**What to produce**
Retype the records below exactly as they appear, but leave out any pictures.

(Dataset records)
====================
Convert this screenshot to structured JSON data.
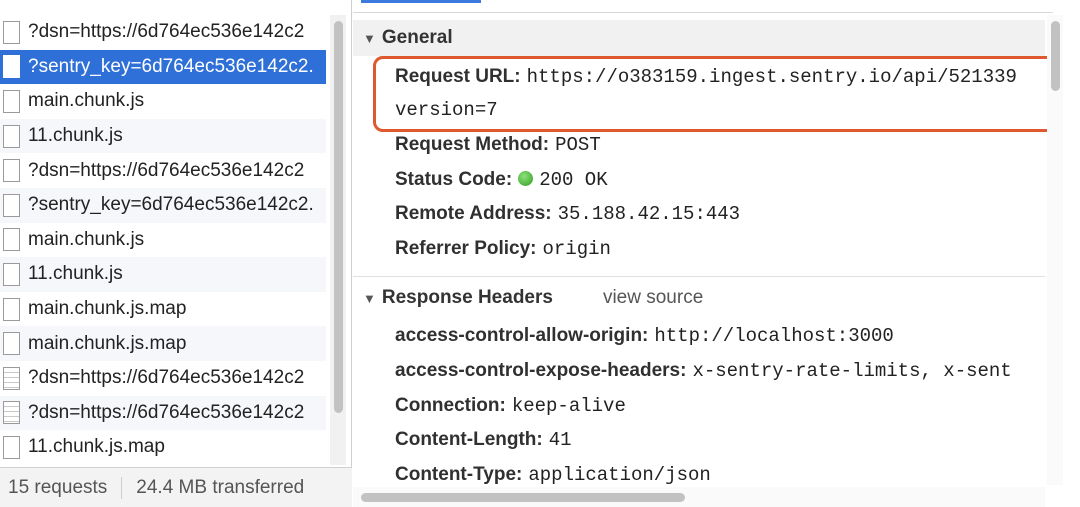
{
  "requests": [
    {
      "name": "?dsn=https://6d764ec536e142c2",
      "icon": "file-icon",
      "selected": false
    },
    {
      "name": "?sentry_key=6d764ec536e142c2.",
      "icon": "file-icon",
      "selected": true
    },
    {
      "name": "main.chunk.js",
      "icon": "file-icon",
      "selected": false
    },
    {
      "name": "11.chunk.js",
      "icon": "file-icon",
      "selected": false
    },
    {
      "name": "?dsn=https://6d764ec536e142c2",
      "icon": "file-icon",
      "selected": false
    },
    {
      "name": "?sentry_key=6d764ec536e142c2.",
      "icon": "file-icon",
      "selected": false
    },
    {
      "name": "main.chunk.js",
      "icon": "file-icon",
      "selected": false
    },
    {
      "name": "11.chunk.js",
      "icon": "file-icon",
      "selected": false
    },
    {
      "name": "main.chunk.js.map",
      "icon": "file-icon",
      "selected": false
    },
    {
      "name": "main.chunk.js.map",
      "icon": "file-icon",
      "selected": false
    },
    {
      "name": "?dsn=https://6d764ec536e142c2",
      "icon": "document-icon",
      "selected": false
    },
    {
      "name": "?dsn=https://6d764ec536e142c2",
      "icon": "document-icon",
      "selected": false
    },
    {
      "name": "11.chunk.js.map",
      "icon": "file-icon",
      "selected": false
    }
  ],
  "status_bar": {
    "requests_count": "15 requests",
    "transferred": "24.4 MB transferred"
  },
  "general": {
    "title": "General",
    "request_url_label": "Request URL:",
    "request_url_value": "https://o383159.ingest.sentry.io/api/521339",
    "request_url_cont": "version=7",
    "request_method_label": "Request Method:",
    "request_method_value": "POST",
    "status_code_label": "Status Code:",
    "status_code_value": "200 OK",
    "remote_address_label": "Remote Address:",
    "remote_address_value": "35.188.42.15:443",
    "referrer_policy_label": "Referrer Policy:",
    "referrer_policy_value": "origin"
  },
  "response_headers": {
    "title": "Response Headers",
    "view_source": "view source",
    "acao_label": "access-control-allow-origin:",
    "acao_value": "http://localhost:3000",
    "aceh_label": "access-control-expose-headers:",
    "aceh_value": "x-sentry-rate-limits, x-sent",
    "connection_label": "Connection:",
    "connection_value": "keep-alive",
    "content_length_label": "Content-Length:",
    "content_length_value": "41",
    "content_type_label": "Content-Type:",
    "content_type_value": "application/json"
  },
  "colors": {
    "selection": "#2e6fd8",
    "highlight_box": "#e0582e",
    "status_ok": "#3fae2a"
  }
}
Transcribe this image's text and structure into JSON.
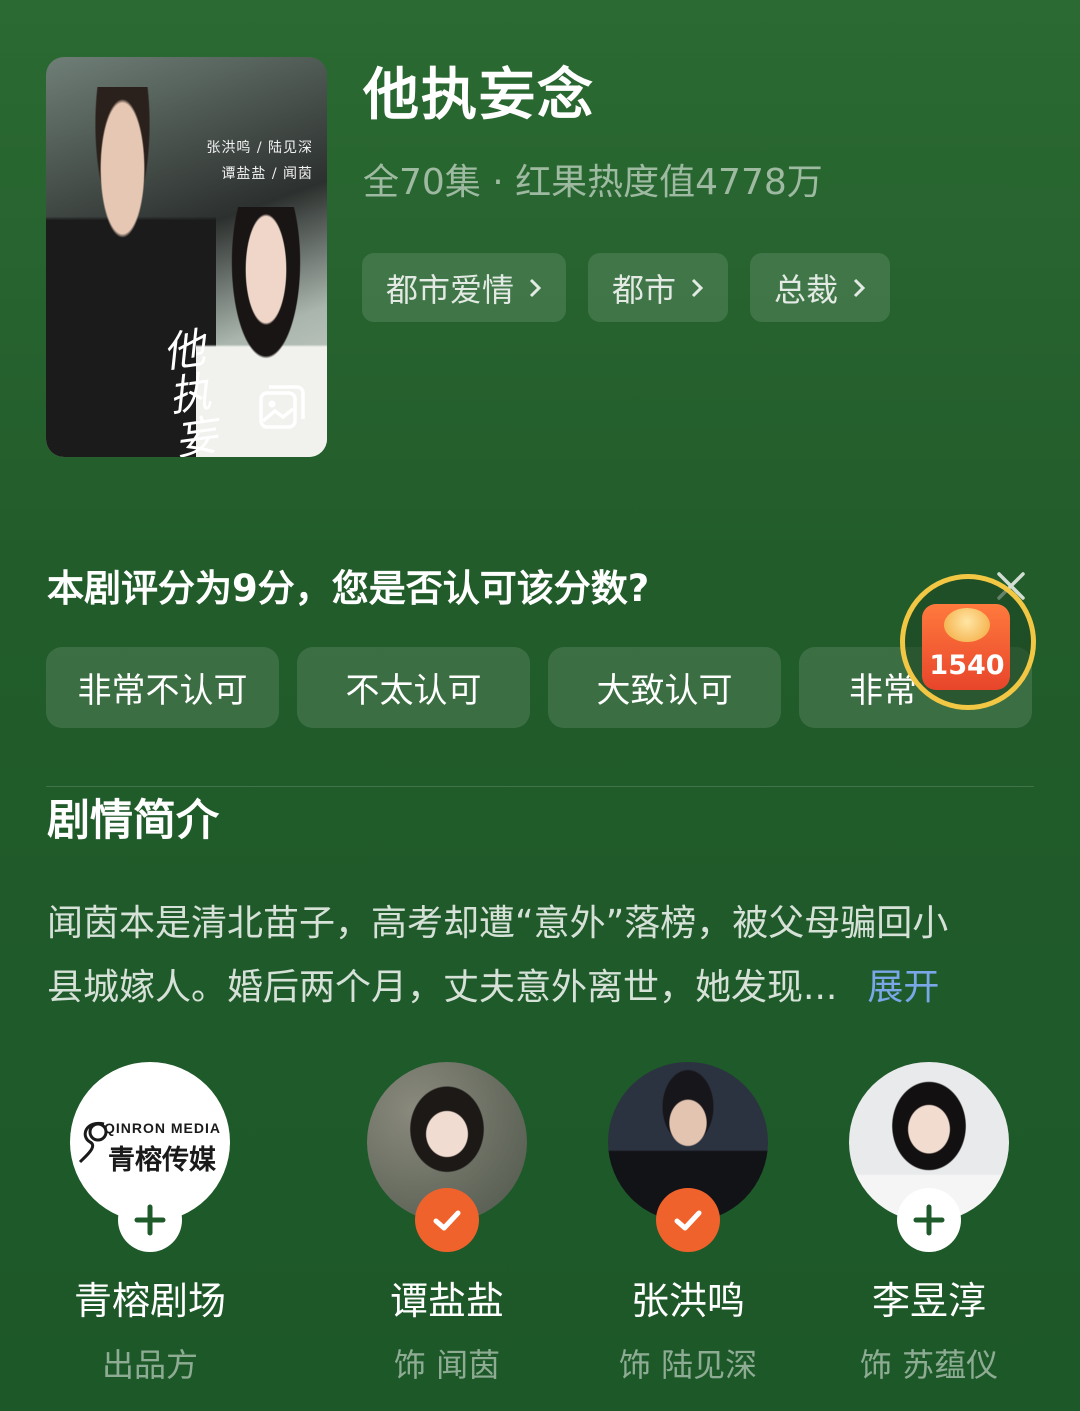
{
  "drama": {
    "title": "他执妄念",
    "meta": "全70集 · 红果热度值4778万",
    "poster": {
      "credit_1": "张洪鸣 / 陆见深",
      "credit_2": "谭盐盐 / 闻茵",
      "calligraphy": "他执妄念"
    },
    "tags": [
      "都市爱情",
      "都市",
      "总裁"
    ]
  },
  "rating": {
    "question": "本剧评分为9分，您是否认可该分数?",
    "options": [
      "非常不认可",
      "不太认可",
      "大致认可",
      "非常"
    ]
  },
  "reward": {
    "count": "1540"
  },
  "synopsis": {
    "title": "剧情简介",
    "line1": "闻茵本是清北苗子，高考却遭“意外”落榜，被父母骗回小",
    "line2": "县城嫁人。婚后两个月，丈夫意外离世，她发现...",
    "expand": "展开"
  },
  "cast": [
    {
      "name": "青榕剧场",
      "role": "出品方",
      "following": false,
      "logo_en": "QINRON MEDIA",
      "logo_cn": "青榕传媒"
    },
    {
      "name": "谭盐盐",
      "role": "饰 闻茵",
      "following": true
    },
    {
      "name": "张洪鸣",
      "role": "饰 陆见深",
      "following": true
    },
    {
      "name": "李昱淳",
      "role": "饰 苏蕴仪",
      "following": false
    }
  ],
  "colors": {
    "background": "#225c2b",
    "accent_orange": "#f0622c",
    "link_blue": "#7aa7e8",
    "reward_ring": "#f2c744"
  }
}
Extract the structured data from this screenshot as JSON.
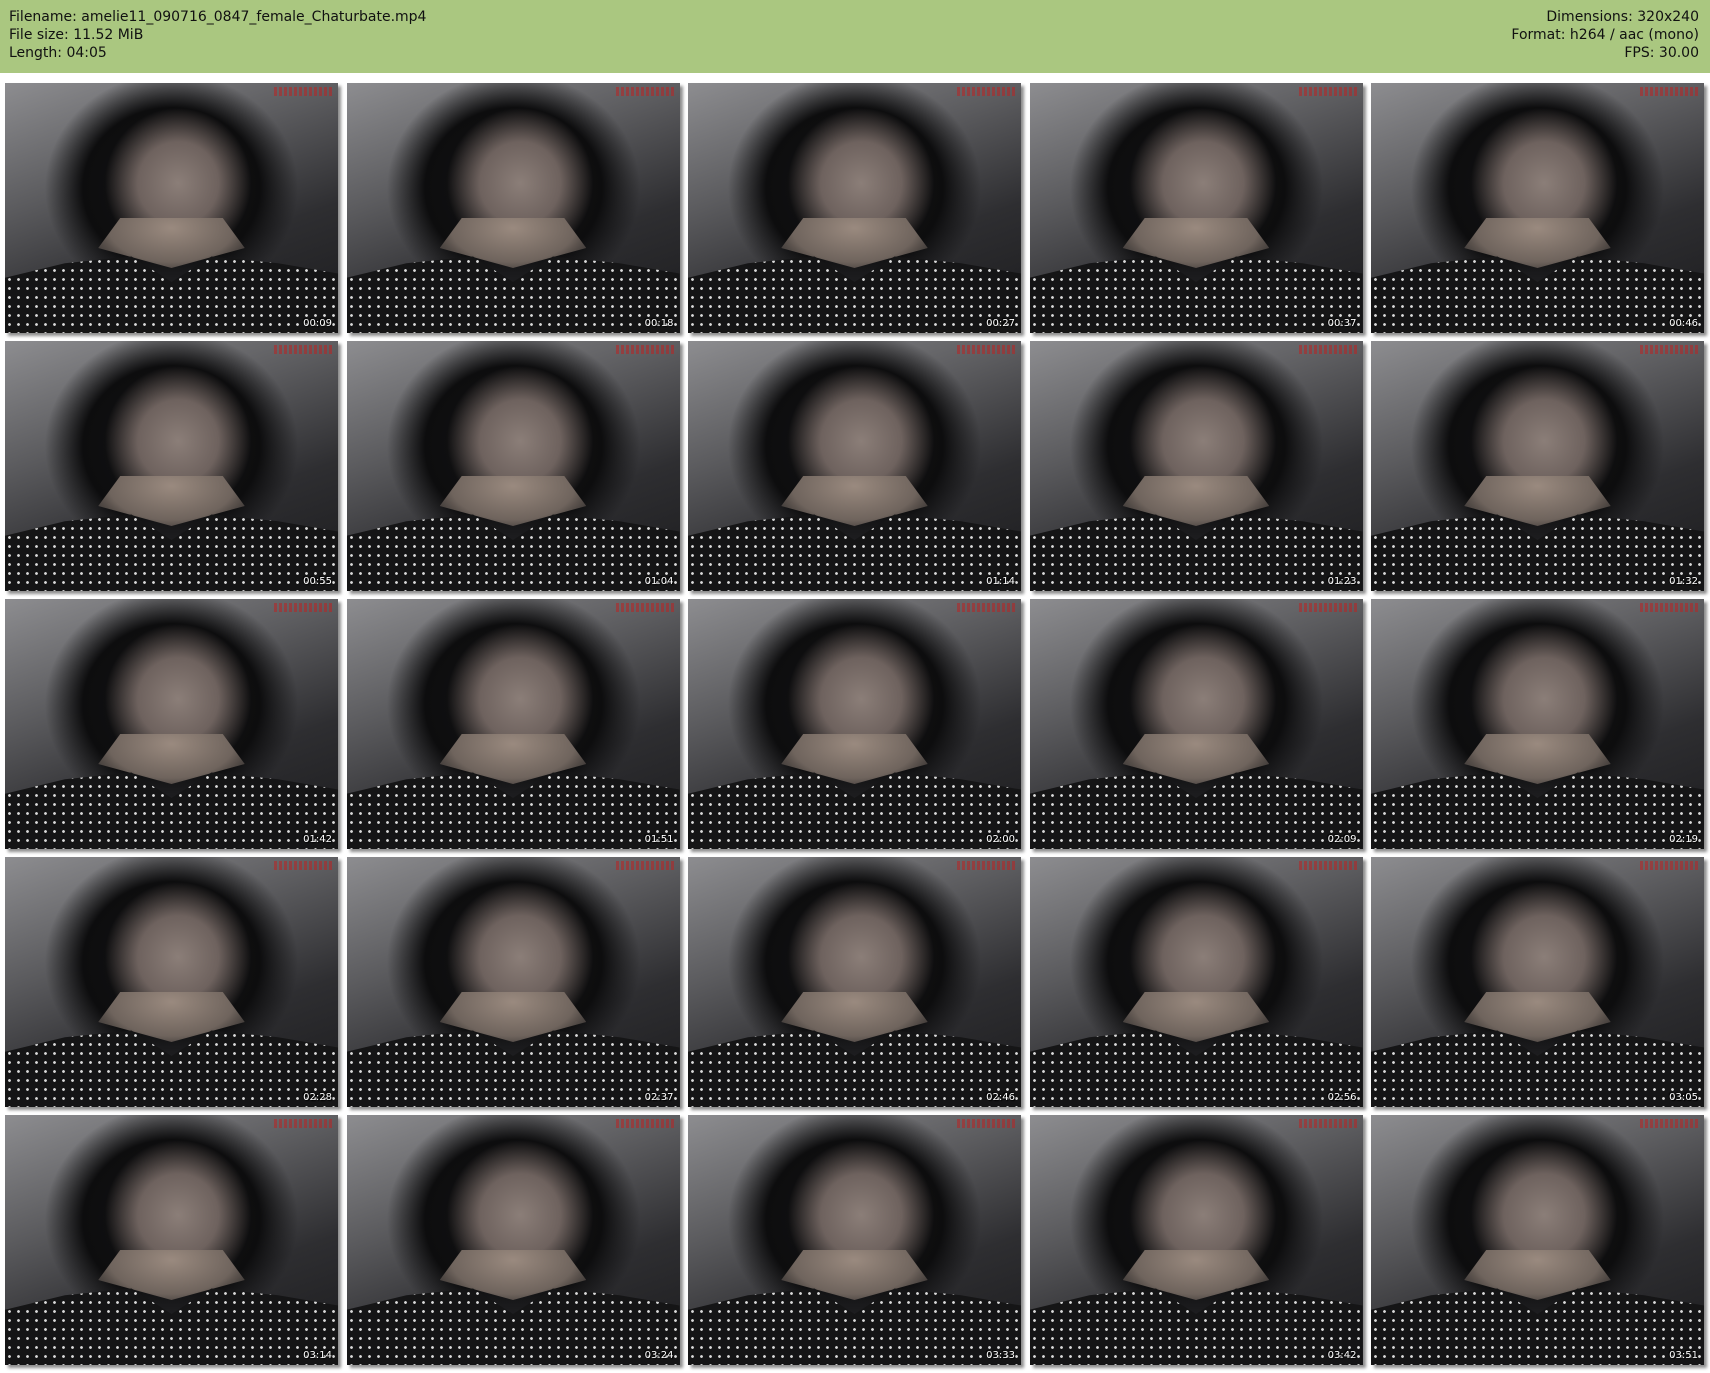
{
  "header": {
    "filename_label": "Filename: amelie11_090716_0847_female_Chaturbate.mp4",
    "filesize_label": "File size: 11.52 MiB",
    "length_label": "Length: 04:05",
    "dimensions_label": "Dimensions: 320x240",
    "format_label": "Format: h264 / aac (mono)",
    "fps_label": "FPS: 30.00",
    "background_color": "#aac780"
  },
  "thumbnails": [
    {
      "timestamp": "00:09"
    },
    {
      "timestamp": "00:18"
    },
    {
      "timestamp": "00:27"
    },
    {
      "timestamp": "00:37"
    },
    {
      "timestamp": "00:46"
    },
    {
      "timestamp": "00:55"
    },
    {
      "timestamp": "01:04"
    },
    {
      "timestamp": "01:14"
    },
    {
      "timestamp": "01:23"
    },
    {
      "timestamp": "01:32"
    },
    {
      "timestamp": "01:42"
    },
    {
      "timestamp": "01:51"
    },
    {
      "timestamp": "02:00"
    },
    {
      "timestamp": "02:09"
    },
    {
      "timestamp": "02:19"
    },
    {
      "timestamp": "02:28"
    },
    {
      "timestamp": "02:37"
    },
    {
      "timestamp": "02:46"
    },
    {
      "timestamp": "02:56"
    },
    {
      "timestamp": "03:05"
    },
    {
      "timestamp": "03:14"
    },
    {
      "timestamp": "03:24"
    },
    {
      "timestamp": "03:33"
    },
    {
      "timestamp": "03:42"
    },
    {
      "timestamp": "03:51"
    }
  ]
}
====================
**Solved problem**
Convert this screenshot to structured JSON data.
{
  "requests": [
    {
      "name": "?dsn=https://6d764ec536e142c2",
      "icon": "file-icon",
      "selected": false
    },
    {
      "name": "?sentry_key=6d764ec536e142c2.",
      "icon": "file-icon",
      "selected": true
    },
    {
      "name": "main.chunk.js",
      "icon": "file-icon",
      "selected": false
    },
    {
      "name": "11.chunk.js",
      "icon": "file-icon",
      "selected": false
    },
    {
      "name": "?dsn=https://6d764ec536e142c2",
      "icon": "file-icon",
      "selected": false
    },
    {
      "name": "?sentry_key=6d764ec536e142c2.",
      "icon": "file-icon",
      "selected": false
    },
    {
      "name": "main.chunk.js",
      "icon": "file-icon",
      "selected": false
    },
    {
      "name": "11.chunk.js",
      "icon": "file-icon",
      "selected": false
    },
    {
      "name": "main.chunk.js.map",
      "icon": "file-icon",
      "selected": false
    },
    {
      "name": "main.chunk.js.map",
      "icon": "file-icon",
      "selected": false
    },
    {
      "name": "?dsn=https://6d764ec536e142c2",
      "icon": "document-icon",
      "selected": false
    },
    {
      "name": "?dsn=https://6d764ec536e142c2",
      "icon": "document-icon",
      "selected": false
    },
    {
      "name": "11.chunk.js.map",
      "icon": "file-icon",
      "selected": false
    }
  ],
  "status_bar": {
    "requests_count": "15 requests",
    "transferred": "24.4 MB transferred"
  },
  "general": {
    "title": "General",
    "request_url_label": "Request URL:",
    "request_url_value": "https://o383159.ingest.sentry.io/api/521339",
    "request_url_cont": "version=7",
    "request_method_label": "Request Method:",
    "request_method_value": "POST",
    "status_code_label": "Status Code:",
    "status_code_value": "200 OK",
    "remote_address_label": "Remote Address:",
    "remote_address_value": "35.188.42.15:443",
    "referrer_policy_label": "Referrer Policy:",
    "referrer_policy_value": "origin"
  },
  "response_headers": {
    "title": "Response Headers",
    "view_source": "view source",
    "acao_label": "access-control-allow-origin:",
    "acao_value": "http://localhost:3000",
    "aceh_label": "access-control-expose-headers:",
    "aceh_value": "x-sentry-rate-limits, x-sent",
    "connection_label": "Connection:",
    "connection_value": "keep-alive",
    "content_length_label": "Content-Length:",
    "content_length_value": "41",
    "content_type_label": "Content-Type:",
    "content_type_value": "application/json"
  },
  "colors": {
    "selection": "#2e6fd8",
    "highlight_box": "#e0582e",
    "status_ok": "#3fae2a"
  }
}
Transcribe this image's text and structure into JSON.
{
  "drama": {
    "title": "他执妄念",
    "meta": "全70集 · 红果热度值4778万",
    "poster": {
      "credit_1": "张洪鸣 / 陆见深",
      "credit_2": "谭盐盐 / 闻茵",
      "calligraphy": "他执妄念"
    },
    "tags": [
      "都市爱情",
      "都市",
      "总裁"
    ]
  },
  "rating": {
    "question": "本剧评分为9分，您是否认可该分数?",
    "options": [
      "非常不认可",
      "不太认可",
      "大致认可",
      "非常"
    ]
  },
  "reward": {
    "count": "1540"
  },
  "synopsis": {
    "title": "剧情简介",
    "line1": "闻茵本是清北苗子，高考却遭“意外”落榜，被父母骗回小",
    "line2": "县城嫁人。婚后两个月，丈夫意外离世，她发现...",
    "expand": "展开"
  },
  "cast": [
    {
      "name": "青榕剧场",
      "role": "出品方",
      "following": false,
      "logo_en": "QINRON MEDIA",
      "logo_cn": "青榕传媒"
    },
    {
      "name": "谭盐盐",
      "role": "饰 闻茵",
      "following": true
    },
    {
      "name": "张洪鸣",
      "role": "饰 陆见深",
      "following": true
    },
    {
      "name": "李昱淳",
      "role": "饰 苏蕴仪",
      "following": false
    }
  ],
  "colors": {
    "background": "#225c2b",
    "accent_orange": "#f0622c",
    "link_blue": "#7aa7e8",
    "reward_ring": "#f2c744"
  }
}
Extract the structured data from this screenshot as JSON.
{
  "header": {
    "filename_label": "Filename: amelie11_090716_0847_female_Chaturbate.mp4",
    "filesize_label": "File size: 11.52 MiB",
    "length_label": "Length: 04:05",
    "dimensions_label": "Dimensions: 320x240",
    "format_label": "Format: h264 / aac (mono)",
    "fps_label": "FPS: 30.00",
    "background_color": "#aac780"
  },
  "thumbnails": [
    {
      "timestamp": "00:09"
    },
    {
      "timestamp": "00:18"
    },
    {
      "timestamp": "00:27"
    },
    {
      "timestamp": "00:37"
    },
    {
      "timestamp": "00:46"
    },
    {
      "timestamp": "00:55"
    },
    {
      "timestamp": "01:04"
    },
    {
      "timestamp": "01:14"
    },
    {
      "timestamp": "01:23"
    },
    {
      "timestamp": "01:32"
    },
    {
      "timestamp": "01:42"
    },
    {
      "timestamp": "01:51"
    },
    {
      "timestamp": "02:00"
    },
    {
      "timestamp": "02:09"
    },
    {
      "timestamp": "02:19"
    },
    {
      "timestamp": "02:28"
    },
    {
      "timestamp": "02:37"
    },
    {
      "timestamp": "02:46"
    },
    {
      "timestamp": "02:56"
    },
    {
      "timestamp": "03:05"
    },
    {
      "timestamp": "03:14"
    },
    {
      "timestamp": "03:24"
    },
    {
      "timestamp": "03:33"
    },
    {
      "timestamp": "03:42"
    },
    {
      "timestamp": "03:51"
    }
  ]
}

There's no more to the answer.